[Begin]

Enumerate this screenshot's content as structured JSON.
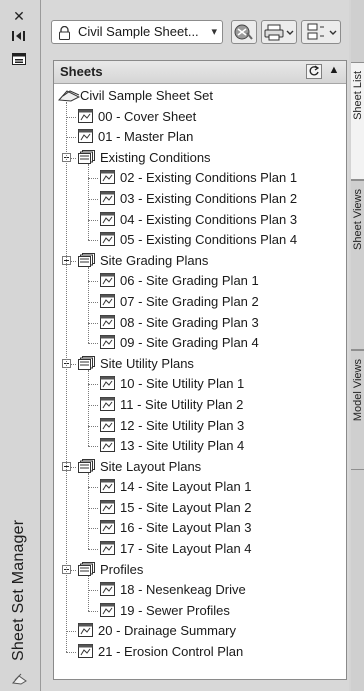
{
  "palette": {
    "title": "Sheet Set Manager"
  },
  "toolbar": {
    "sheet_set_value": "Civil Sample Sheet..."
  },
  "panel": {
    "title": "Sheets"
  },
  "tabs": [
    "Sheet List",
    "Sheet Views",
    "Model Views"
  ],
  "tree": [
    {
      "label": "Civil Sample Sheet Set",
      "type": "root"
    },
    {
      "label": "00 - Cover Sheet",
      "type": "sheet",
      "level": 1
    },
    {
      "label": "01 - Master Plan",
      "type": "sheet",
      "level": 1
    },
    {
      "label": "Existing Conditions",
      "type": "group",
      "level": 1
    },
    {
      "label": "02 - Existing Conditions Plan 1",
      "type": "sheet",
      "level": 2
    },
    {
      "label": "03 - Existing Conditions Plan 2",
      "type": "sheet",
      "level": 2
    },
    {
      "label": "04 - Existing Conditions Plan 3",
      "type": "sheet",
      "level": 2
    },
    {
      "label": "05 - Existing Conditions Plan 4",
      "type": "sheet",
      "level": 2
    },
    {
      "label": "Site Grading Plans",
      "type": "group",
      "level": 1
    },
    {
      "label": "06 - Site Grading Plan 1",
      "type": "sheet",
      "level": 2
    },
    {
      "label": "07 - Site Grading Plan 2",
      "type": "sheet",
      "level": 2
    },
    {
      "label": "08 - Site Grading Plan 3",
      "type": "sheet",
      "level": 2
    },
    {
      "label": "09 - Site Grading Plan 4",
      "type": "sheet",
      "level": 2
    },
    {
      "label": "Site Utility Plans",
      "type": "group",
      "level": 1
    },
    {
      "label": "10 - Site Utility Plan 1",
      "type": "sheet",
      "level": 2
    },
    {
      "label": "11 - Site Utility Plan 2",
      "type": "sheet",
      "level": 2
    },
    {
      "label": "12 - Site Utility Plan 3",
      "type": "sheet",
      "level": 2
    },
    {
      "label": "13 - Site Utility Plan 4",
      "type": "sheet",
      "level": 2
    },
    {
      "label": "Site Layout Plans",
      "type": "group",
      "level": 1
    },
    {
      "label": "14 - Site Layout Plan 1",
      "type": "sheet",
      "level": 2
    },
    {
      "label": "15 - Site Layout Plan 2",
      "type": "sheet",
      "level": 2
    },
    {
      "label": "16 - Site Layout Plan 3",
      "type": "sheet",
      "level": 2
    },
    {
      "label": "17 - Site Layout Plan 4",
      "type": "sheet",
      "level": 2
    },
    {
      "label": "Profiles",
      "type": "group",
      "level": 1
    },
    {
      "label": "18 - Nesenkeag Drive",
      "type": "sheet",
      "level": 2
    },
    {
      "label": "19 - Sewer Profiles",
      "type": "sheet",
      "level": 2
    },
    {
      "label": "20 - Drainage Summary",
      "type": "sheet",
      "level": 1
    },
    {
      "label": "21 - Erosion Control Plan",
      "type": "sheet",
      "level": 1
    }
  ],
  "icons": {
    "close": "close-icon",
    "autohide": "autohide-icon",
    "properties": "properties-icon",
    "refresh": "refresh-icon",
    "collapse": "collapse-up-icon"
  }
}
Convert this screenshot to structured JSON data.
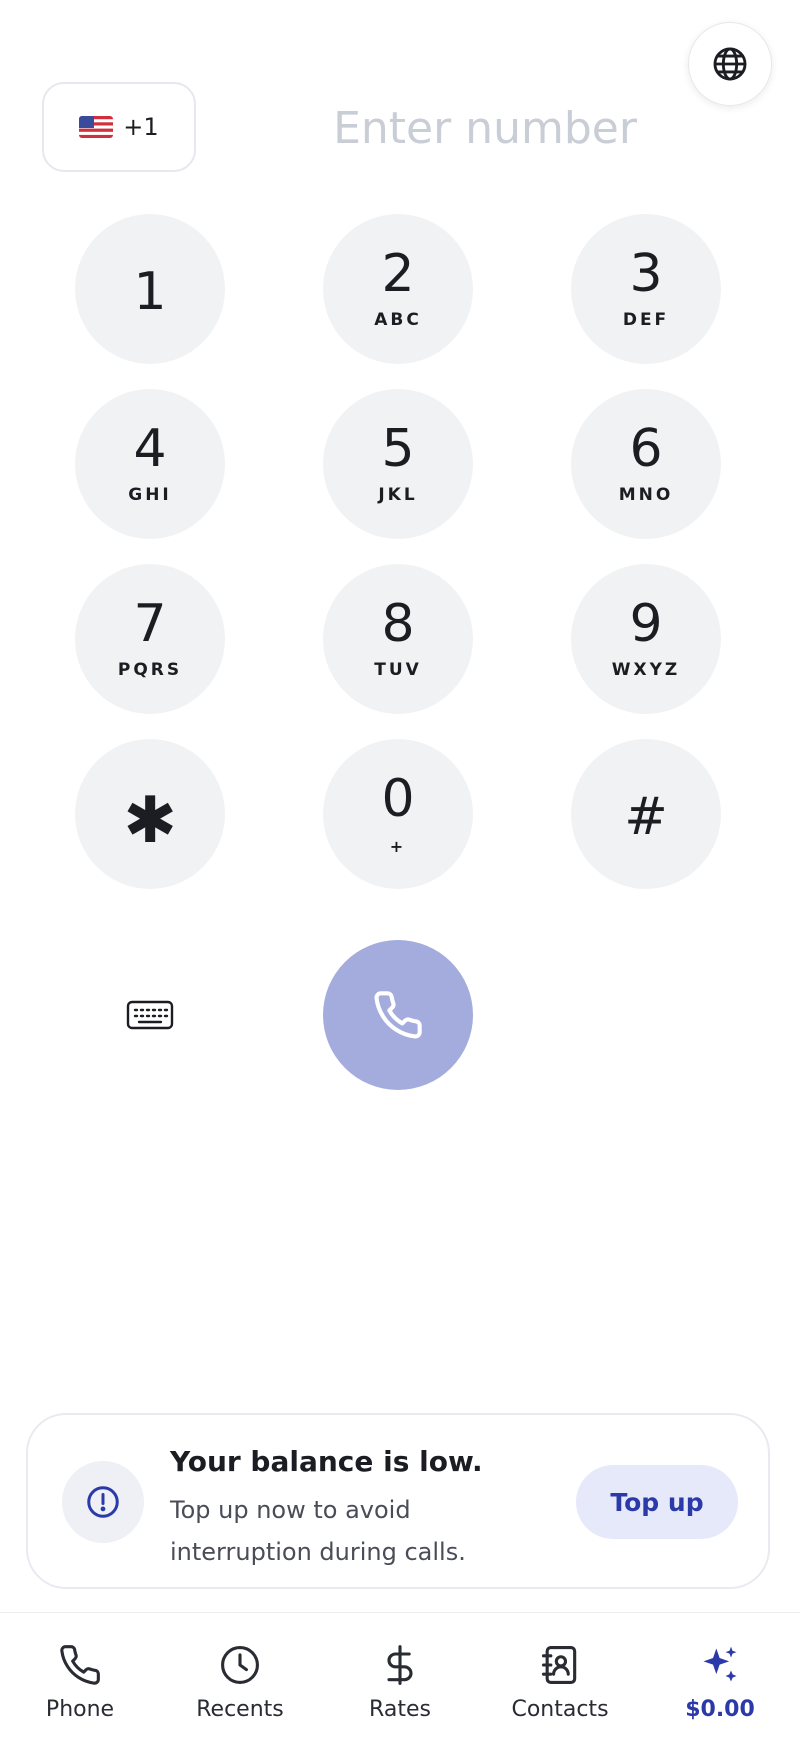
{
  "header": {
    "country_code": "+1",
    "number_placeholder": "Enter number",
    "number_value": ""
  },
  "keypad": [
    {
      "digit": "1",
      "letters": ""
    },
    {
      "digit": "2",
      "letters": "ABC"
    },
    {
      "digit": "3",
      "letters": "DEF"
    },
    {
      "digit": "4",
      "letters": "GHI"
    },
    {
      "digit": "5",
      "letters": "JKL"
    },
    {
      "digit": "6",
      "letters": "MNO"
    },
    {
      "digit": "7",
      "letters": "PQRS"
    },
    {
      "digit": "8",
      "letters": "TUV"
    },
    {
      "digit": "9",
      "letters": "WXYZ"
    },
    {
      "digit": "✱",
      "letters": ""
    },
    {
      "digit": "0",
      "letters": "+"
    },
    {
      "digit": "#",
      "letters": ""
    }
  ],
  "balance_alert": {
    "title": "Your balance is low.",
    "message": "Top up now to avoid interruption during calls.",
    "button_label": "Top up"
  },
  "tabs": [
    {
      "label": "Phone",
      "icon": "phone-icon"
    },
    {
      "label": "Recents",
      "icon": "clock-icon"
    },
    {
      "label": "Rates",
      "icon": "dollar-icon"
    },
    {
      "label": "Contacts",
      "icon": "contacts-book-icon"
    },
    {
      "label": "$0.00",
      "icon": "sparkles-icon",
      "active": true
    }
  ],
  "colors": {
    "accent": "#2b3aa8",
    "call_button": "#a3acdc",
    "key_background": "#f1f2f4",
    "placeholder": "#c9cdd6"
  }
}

[End]

What to produce:
Copy the material above in full and exactly, skipping pictures.

Reply to the task:
Enumerate this screenshot's content as structured JSON.
{
  "palette": {
    "title": "Sheet Set Manager"
  },
  "toolbar": {
    "sheet_set_value": "Civil Sample Sheet..."
  },
  "panel": {
    "title": "Sheets"
  },
  "tabs": [
    "Sheet List",
    "Sheet Views",
    "Model Views"
  ],
  "tree": [
    {
      "label": "Civil Sample Sheet Set",
      "type": "root"
    },
    {
      "label": "00 - Cover Sheet",
      "type": "sheet",
      "level": 1
    },
    {
      "label": "01 - Master Plan",
      "type": "sheet",
      "level": 1
    },
    {
      "label": "Existing Conditions",
      "type": "group",
      "level": 1
    },
    {
      "label": "02 - Existing Conditions Plan 1",
      "type": "sheet",
      "level": 2
    },
    {
      "label": "03 - Existing Conditions Plan 2",
      "type": "sheet",
      "level": 2
    },
    {
      "label": "04 - Existing Conditions Plan 3",
      "type": "sheet",
      "level": 2
    },
    {
      "label": "05 - Existing Conditions Plan 4",
      "type": "sheet",
      "level": 2
    },
    {
      "label": "Site Grading Plans",
      "type": "group",
      "level": 1
    },
    {
      "label": "06 - Site Grading Plan 1",
      "type": "sheet",
      "level": 2
    },
    {
      "label": "07 - Site Grading Plan 2",
      "type": "sheet",
      "level": 2
    },
    {
      "label": "08 - Site Grading Plan 3",
      "type": "sheet",
      "level": 2
    },
    {
      "label": "09 - Site Grading Plan 4",
      "type": "sheet",
      "level": 2
    },
    {
      "label": "Site Utility Plans",
      "type": "group",
      "level": 1
    },
    {
      "label": "10 - Site Utility Plan 1",
      "type": "sheet",
      "level": 2
    },
    {
      "label": "11 - Site Utility Plan 2",
      "type": "sheet",
      "level": 2
    },
    {
      "label": "12 - Site Utility Plan 3",
      "type": "sheet",
      "level": 2
    },
    {
      "label": "13 - Site Utility Plan 4",
      "type": "sheet",
      "level": 2
    },
    {
      "label": "Site Layout Plans",
      "type": "group",
      "level": 1
    },
    {
      "label": "14 - Site Layout Plan 1",
      "type": "sheet",
      "level": 2
    },
    {
      "label": "15 - Site Layout Plan 2",
      "type": "sheet",
      "level": 2
    },
    {
      "label": "16 - Site Layout Plan 3",
      "type": "sheet",
      "level": 2
    },
    {
      "label": "17 - Site Layout Plan 4",
      "type": "sheet",
      "level": 2
    },
    {
      "label": "Profiles",
      "type": "group",
      "level": 1
    },
    {
      "label": "18 - Nesenkeag Drive",
      "type": "sheet",
      "level": 2
    },
    {
      "label": "19 - Sewer Profiles",
      "type": "sheet",
      "level": 2
    },
    {
      "label": "20 - Drainage Summary",
      "type": "sheet",
      "level": 1
    },
    {
      "label": "21 - Erosion Control Plan",
      "type": "sheet",
      "level": 1
    }
  ],
  "icons": {
    "close": "close-icon",
    "autohide": "autohide-icon",
    "properties": "properties-icon",
    "refresh": "refresh-icon",
    "collapse": "collapse-up-icon"
  }
}
Convert this screenshot to structured JSON data.
{
  "header": {
    "country_code": "+1",
    "number_placeholder": "Enter number",
    "number_value": ""
  },
  "keypad": [
    {
      "digit": "1",
      "letters": ""
    },
    {
      "digit": "2",
      "letters": "ABC"
    },
    {
      "digit": "3",
      "letters": "DEF"
    },
    {
      "digit": "4",
      "letters": "GHI"
    },
    {
      "digit": "5",
      "letters": "JKL"
    },
    {
      "digit": "6",
      "letters": "MNO"
    },
    {
      "digit": "7",
      "letters": "PQRS"
    },
    {
      "digit": "8",
      "letters": "TUV"
    },
    {
      "digit": "9",
      "letters": "WXYZ"
    },
    {
      "digit": "✱",
      "letters": ""
    },
    {
      "digit": "0",
      "letters": "+"
    },
    {
      "digit": "#",
      "letters": ""
    }
  ],
  "balance_alert": {
    "title": "Your balance is low.",
    "message": "Top up now to avoid interruption during calls.",
    "button_label": "Top up"
  },
  "tabs": [
    {
      "label": "Phone",
      "icon": "phone-icon"
    },
    {
      "label": "Recents",
      "icon": "clock-icon"
    },
    {
      "label": "Rates",
      "icon": "dollar-icon"
    },
    {
      "label": "Contacts",
      "icon": "contacts-book-icon"
    },
    {
      "label": "$0.00",
      "icon": "sparkles-icon",
      "active": true
    }
  ],
  "colors": {
    "accent": "#2b3aa8",
    "call_button": "#a3acdc",
    "key_background": "#f1f2f4",
    "placeholder": "#c9cdd6"
  }
}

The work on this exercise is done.